**What is needed:**
Look below. Copy each line that has "VENTAS" in it.

**Listed entries:**

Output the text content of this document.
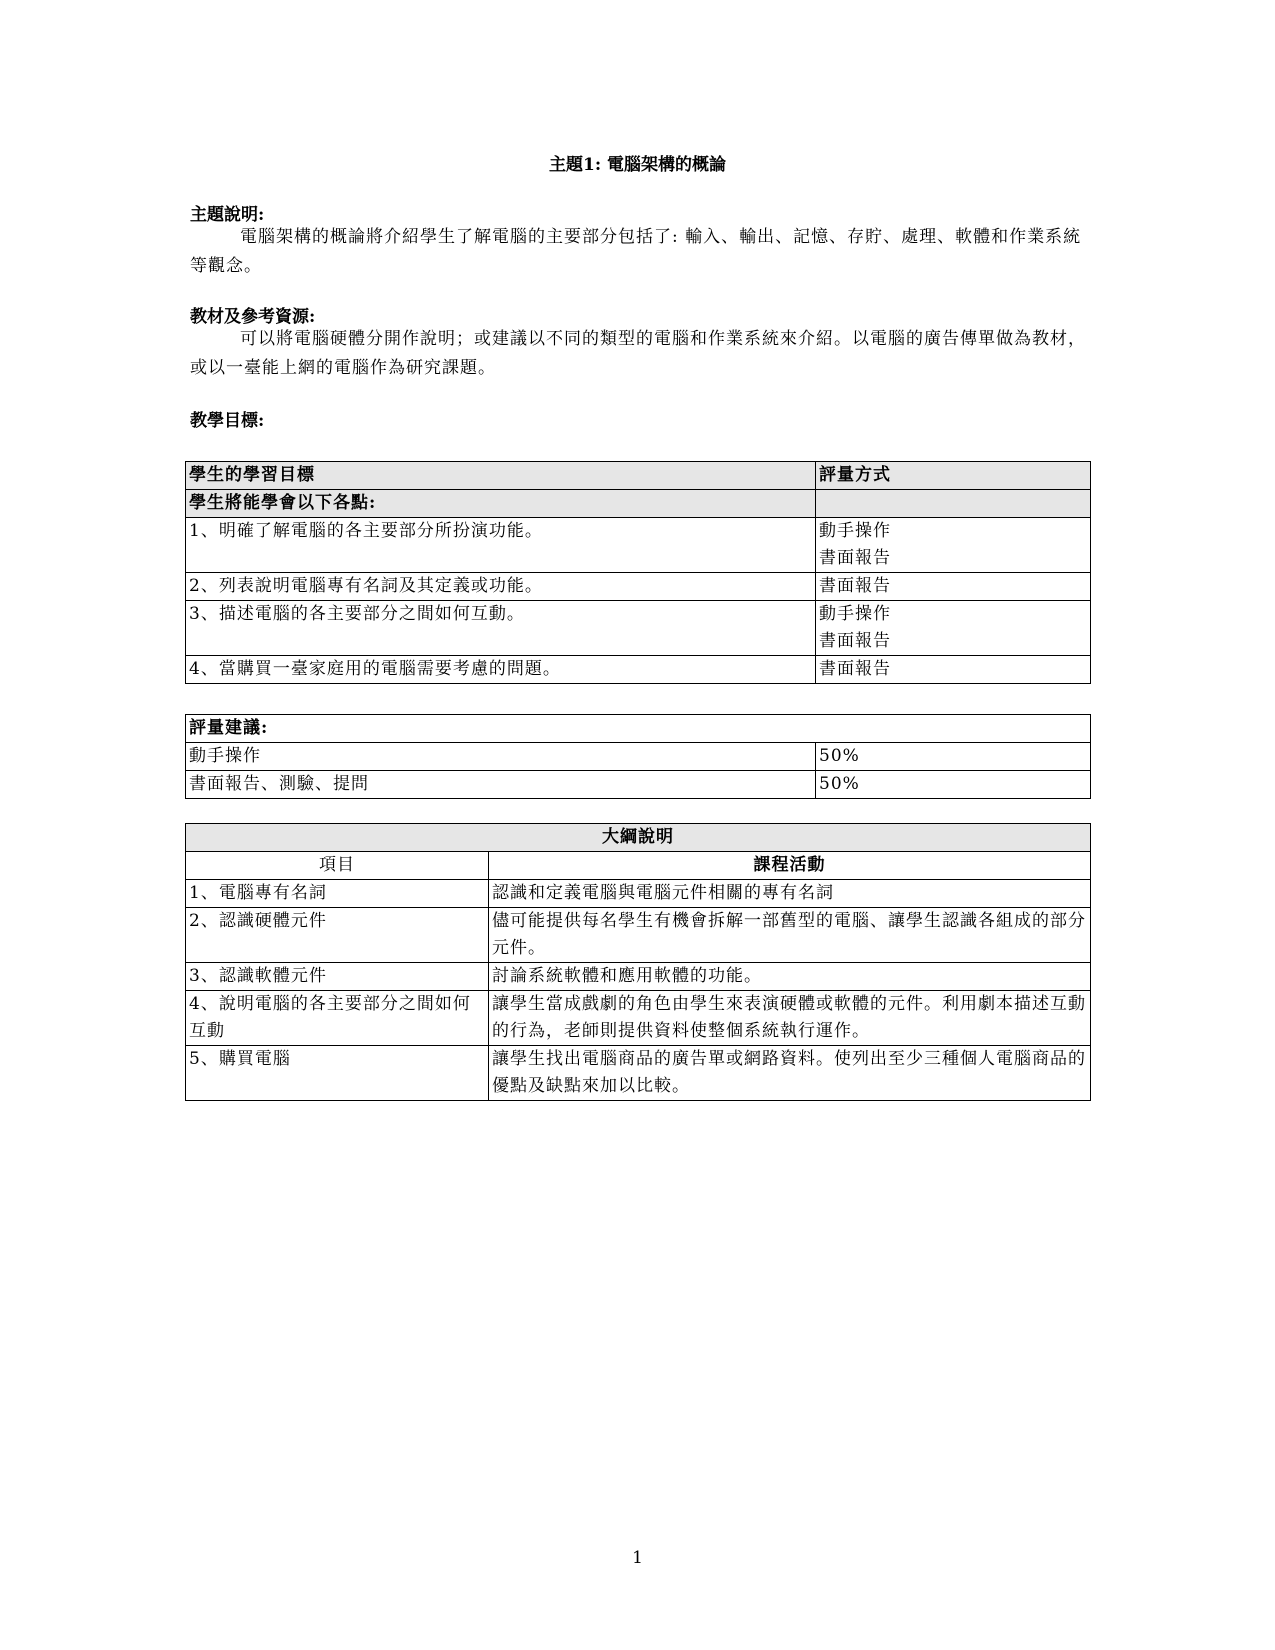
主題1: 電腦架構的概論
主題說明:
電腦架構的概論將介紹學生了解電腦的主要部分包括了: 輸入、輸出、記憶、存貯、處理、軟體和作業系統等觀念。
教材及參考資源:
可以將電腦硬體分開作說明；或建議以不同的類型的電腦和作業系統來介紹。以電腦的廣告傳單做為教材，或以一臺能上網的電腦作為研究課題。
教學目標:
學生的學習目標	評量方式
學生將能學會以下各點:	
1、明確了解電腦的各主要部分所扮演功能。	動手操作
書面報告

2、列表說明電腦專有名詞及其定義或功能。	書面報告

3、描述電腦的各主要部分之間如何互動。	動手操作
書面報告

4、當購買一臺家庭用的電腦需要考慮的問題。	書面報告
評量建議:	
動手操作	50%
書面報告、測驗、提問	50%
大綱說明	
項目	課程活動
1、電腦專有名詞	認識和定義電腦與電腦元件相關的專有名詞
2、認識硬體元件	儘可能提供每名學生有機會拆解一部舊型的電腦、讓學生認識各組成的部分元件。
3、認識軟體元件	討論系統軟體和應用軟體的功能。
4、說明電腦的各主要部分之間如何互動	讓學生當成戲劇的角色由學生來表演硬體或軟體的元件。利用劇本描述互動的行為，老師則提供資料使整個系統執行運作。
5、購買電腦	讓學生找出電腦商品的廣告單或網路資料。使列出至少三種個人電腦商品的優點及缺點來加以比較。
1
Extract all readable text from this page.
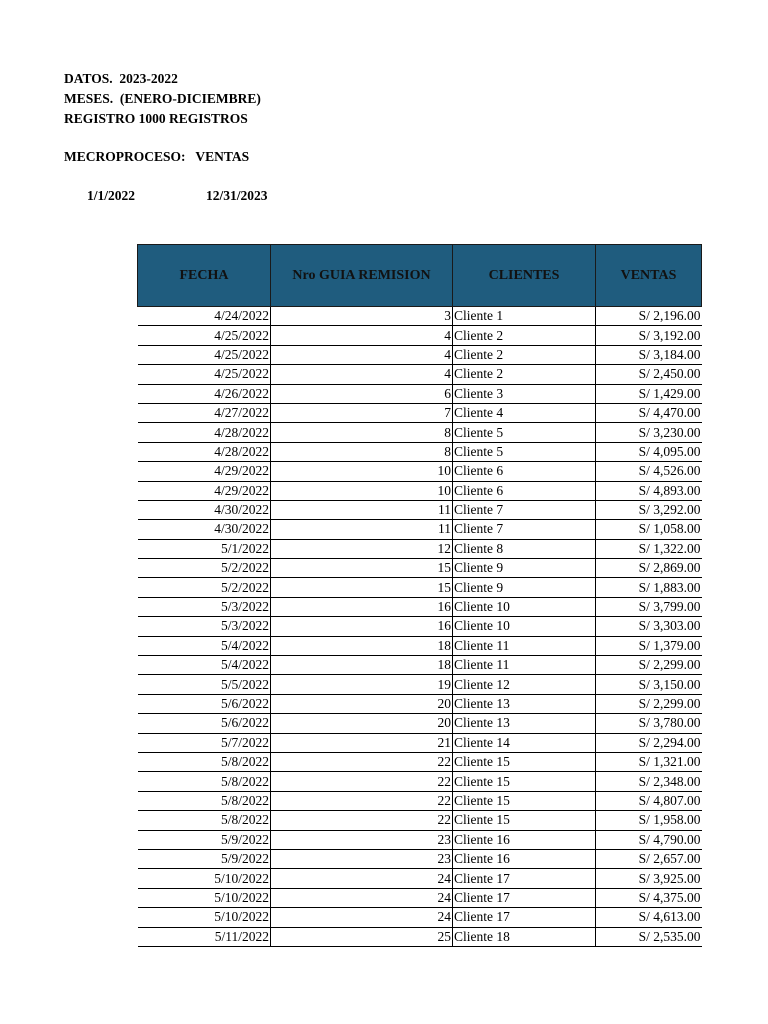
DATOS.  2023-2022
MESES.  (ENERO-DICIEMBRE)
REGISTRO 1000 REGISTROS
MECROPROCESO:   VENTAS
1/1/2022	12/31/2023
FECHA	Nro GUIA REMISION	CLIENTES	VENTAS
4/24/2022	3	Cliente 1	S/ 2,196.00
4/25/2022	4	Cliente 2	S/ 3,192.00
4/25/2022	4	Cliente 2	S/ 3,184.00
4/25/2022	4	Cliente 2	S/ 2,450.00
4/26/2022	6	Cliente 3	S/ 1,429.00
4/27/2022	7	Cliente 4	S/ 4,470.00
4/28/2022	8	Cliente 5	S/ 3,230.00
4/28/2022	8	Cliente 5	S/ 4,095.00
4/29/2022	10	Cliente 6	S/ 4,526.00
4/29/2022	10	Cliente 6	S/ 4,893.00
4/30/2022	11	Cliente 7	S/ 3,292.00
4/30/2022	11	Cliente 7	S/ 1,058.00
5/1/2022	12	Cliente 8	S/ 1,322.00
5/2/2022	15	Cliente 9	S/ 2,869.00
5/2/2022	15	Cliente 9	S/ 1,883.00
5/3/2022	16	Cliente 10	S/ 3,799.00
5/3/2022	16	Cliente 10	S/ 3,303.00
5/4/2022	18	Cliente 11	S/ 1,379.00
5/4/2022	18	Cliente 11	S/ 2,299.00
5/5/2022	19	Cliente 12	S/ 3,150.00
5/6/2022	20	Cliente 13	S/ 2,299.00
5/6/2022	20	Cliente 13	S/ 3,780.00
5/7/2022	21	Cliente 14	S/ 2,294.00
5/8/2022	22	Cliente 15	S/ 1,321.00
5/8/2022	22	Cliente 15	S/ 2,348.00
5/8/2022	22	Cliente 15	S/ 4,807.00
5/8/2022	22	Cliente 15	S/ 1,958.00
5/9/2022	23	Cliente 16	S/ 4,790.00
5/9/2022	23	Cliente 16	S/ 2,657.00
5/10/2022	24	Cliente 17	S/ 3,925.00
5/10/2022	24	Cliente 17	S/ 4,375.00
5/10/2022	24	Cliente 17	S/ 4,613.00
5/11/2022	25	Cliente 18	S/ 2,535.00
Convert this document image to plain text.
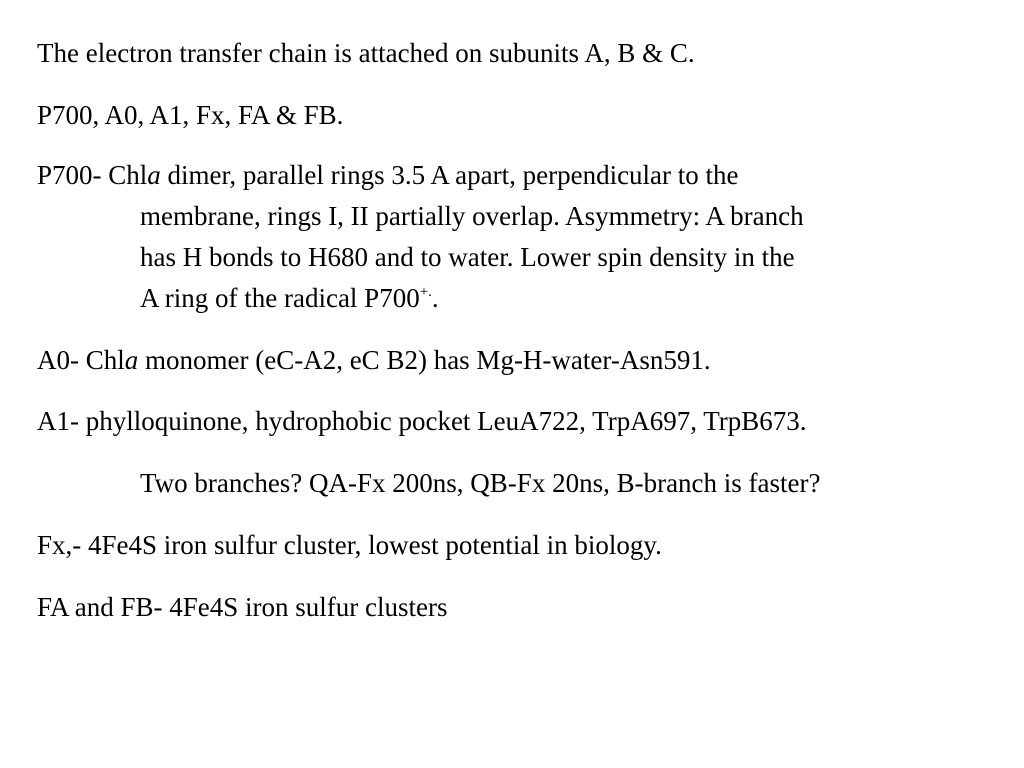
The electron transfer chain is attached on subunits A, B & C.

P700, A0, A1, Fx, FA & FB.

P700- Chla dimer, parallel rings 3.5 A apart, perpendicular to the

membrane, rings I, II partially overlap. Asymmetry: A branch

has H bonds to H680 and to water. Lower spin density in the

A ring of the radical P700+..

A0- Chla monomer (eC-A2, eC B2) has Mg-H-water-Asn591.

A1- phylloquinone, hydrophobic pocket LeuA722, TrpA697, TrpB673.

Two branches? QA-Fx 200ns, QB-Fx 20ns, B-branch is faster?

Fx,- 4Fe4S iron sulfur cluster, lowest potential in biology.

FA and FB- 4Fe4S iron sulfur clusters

**Solution to this task:**
MECROPROCESO:   VENTAS
FECHA	Nro GUIA REMISION	CLIENTES	VENTAS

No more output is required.